A verbatim copy of the records is required, with all pictures left out.

^^^^

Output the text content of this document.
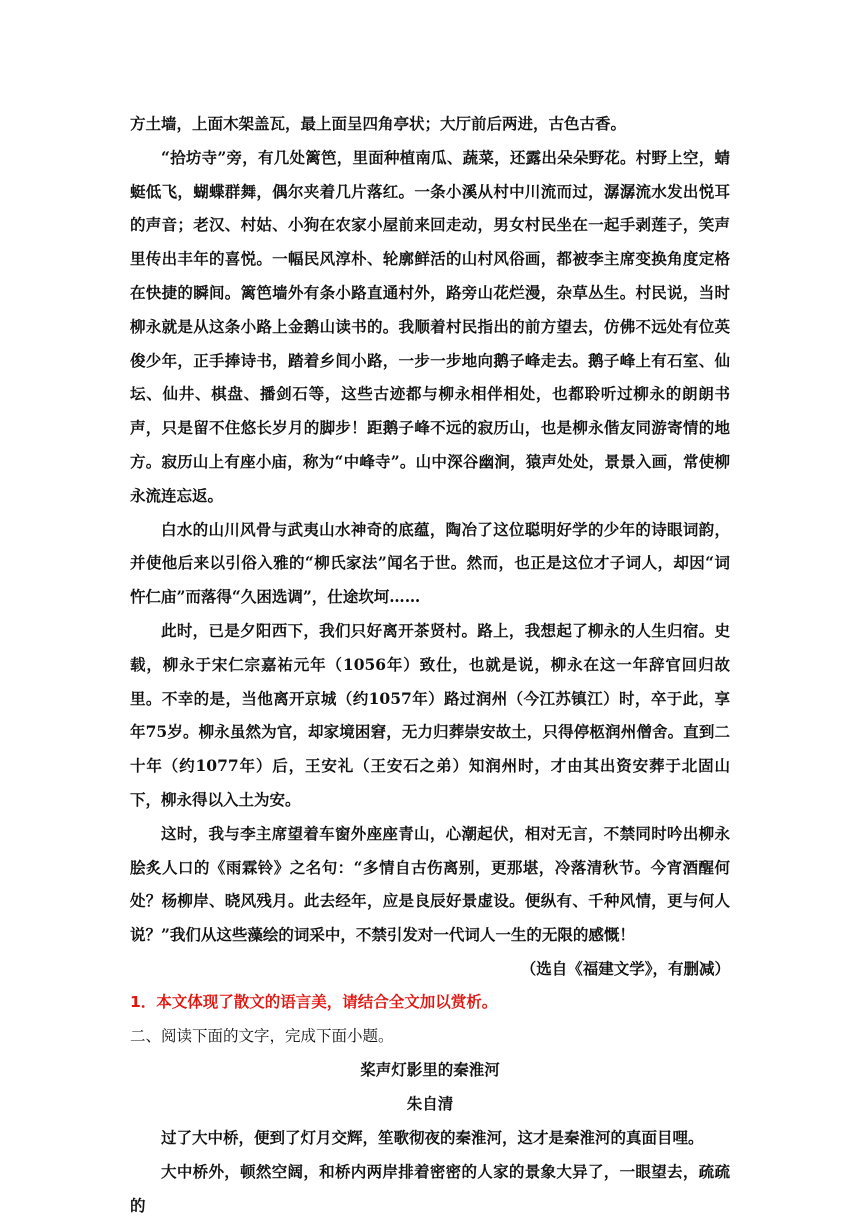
方土墙，上面木架盖瓦，最上面呈四角亭状；大厅前后两进，古色古香。

“拾坊寺”旁，有几处篱笆，里面种植南瓜、蔬菜，还露出朵朵野花。村野上空，蜻蜓低飞，蝴蝶群舞，偶尔夹着几片落红。一条小溪从村中川流而过，潺潺流水发出悦耳的声音；老汉、村姑、小狗在农家小屋前来回走动，男女村民坐在一起手剥莲子，笑声里传出丰年的喜悦。一幅民风淳朴、轮廓鲜活的山村风俗画，都被李主席变换角度定格在快捷的瞬间。篱笆墙外有条小路直通村外，路旁山花烂漫，杂草丛生。村民说，当时柳永就是从这条小路上金鹅山读书的。我顺着村民指出的前方望去，仿佛不远处有位英俊少年，正手捧诗书，踏着乡间小路，一步一步地向鹅子峰走去。鹅子峰上有石室、仙坛、仙井、棋盘、播剑石等，这些古迹都与柳永相伴相处，也都聆听过柳永的朗朗书声，只是留不住悠长岁月的脚步！距鹅子峰不远的寂历山，也是柳永偕友同游寄情的地方。寂历山上有座小庙，称为“中峰寺”。山中深谷幽涧，猿声处处，景景入画，常使柳永流连忘返。

白水的山川风骨与武夷山水神奇的底蕴，陶冶了这位聪明好学的少年的诗眼词韵，并使他后来以引俗入雅的“柳氏家法”闻名于世。然而，也正是这位才子词人，却因“词忤仁庙”而落得“久困选调”，仕途坎坷……

此时，已是夕阳西下，我们只好离开茶贤村。路上，我想起了柳永的人生归宿。史载，柳永于宋仁宗嘉祐元年（1056年）致仕，也就是说，柳永在这一年辞官回归故里。不幸的是，当他离开京城（约1057年）路过润州（今江苏镇江）时，卒于此，享年75岁。柳永虽然为官，却家境困窘，无力归葬崇安故土，只得停柩润州僧舍。直到二十年（约1077年）后，王安礼（王安石之弟）知润州时，才由其出资安葬于北固山下，柳永得以入土为安。

这时，我与李主席望着车窗外座座青山，心潮起伏，相对无言，不禁同时吟出柳永脍炙人口的《雨霖铃》之名句：“多情自古伤离别，更那堪，冷落清秋节。今宵酒醒何处？杨柳岸、晓风残月。此去经年，应是良辰好景虚设。便纵有、千种风情，更与何人说？”我们从这些藻绘的词采中，不禁引发对一代词人一生的无限的感慨！

（选自《福建文学》，有删减）

1．本文体现了散文的语言美，请结合全文加以赏析。

二、阅读下面的文字，完成下面小题。

桨声灯影里的秦淮河

朱自清

过了大中桥，便到了灯月交辉，笙歌彻夜的秦淮河，这才是秦淮河的真面目哩。

大中桥外，顿然空阔，和桥内两岸排着密密的人家的景象大异了，一眼望去，疏疏的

^^^^

**RESPONSE TO THE EXERCISE:**
Output the text content of this document.
方土墙，上面木架盖瓦，最上面呈四角亭状；大厅前后两进，古色古香。

“拾坊寺”旁，有几处篱笆，里面种植南瓜、蔬菜，还露出朵朵野花。村野上空，蜻蜓低飞，蝴蝶群舞，偶尔夹着几片落红。一条小溪从村中川流而过，潺潺流水发出悦耳的声音；老汉、村姑、小狗在农家小屋前来回走动，男女村民坐在一起手剥莲子，笑声里传出丰年的喜悦。一幅民风淳朴、轮廓鲜活的山村风俗画，都被李主席变换角度定格在快捷的瞬间。篱笆墙外有条小路直通村外，路旁山花烂漫，杂草丛生。村民说，当时柳永就是从这条小路上金鹅山读书的。我顺着村民指出的前方望去，仿佛不远处有位英俊少年，正手捧诗书，踏着乡间小路，一步一步地向鹅子峰走去。鹅子峰上有石室、仙坛、仙井、棋盘、播剑石等，这些古迹都与柳永相伴相处，也都聆听过柳永的朗朗书声，只是留不住悠长岁月的脚步！距鹅子峰不远的寂历山，也是柳永偕友同游寄情的地方。寂历山上有座小庙，称为“中峰寺”。山中深谷幽涧，猿声处处，景景入画，常使柳永流连忘返。

白水的山川风骨与武夷山水神奇的底蕴，陶冶了这位聪明好学的少年的诗眼词韵，并使他后来以引俗入雅的“柳氏家法”闻名于世。然而，也正是这位才子词人，却因“词忤仁庙”而落得“久困选调”，仕途坎坷……

此时，已是夕阳西下，我们只好离开茶贤村。路上，我想起了柳永的人生归宿。史载，柳永于宋仁宗嘉祐元年（1056年）致仕，也就是说，柳永在这一年辞官回归故里。不幸的是，当他离开京城（约1057年）路过润州（今江苏镇江）时，卒于此，享年75岁。柳永虽然为官，却家境困窘，无力归葬崇安故土，只得停柩润州僧舍。直到二十年（约1077年）后，王安礼（王安石之弟）知润州时，才由其出资安葬于北固山下，柳永得以入土为安。

这时，我与李主席望着车窗外座座青山，心潮起伏，相对无言，不禁同时吟出柳永脍炙人口的《雨霖铃》之名句：“多情自古伤离别，更那堪，冷落清秋节。今宵酒醒何处？杨柳岸、晓风残月。此去经年，应是良辰好景虚设。便纵有、千种风情，更与何人说？”我们从这些藻绘的词采中，不禁引发对一代词人一生的无限的感慨！

（选自《福建文学》，有删减）

1．本文体现了散文的语言美，请结合全文加以赏析。

二、阅读下面的文字，完成下面小题。

桨声灯影里的秦淮河

朱自清

过了大中桥，便到了灯月交辉，笙歌彻夜的秦淮河，这才是秦淮河的真面目哩。

大中桥外，顿然空阔，和桥内两岸排着密密的人家的景象大异了，一眼望去，疏疏的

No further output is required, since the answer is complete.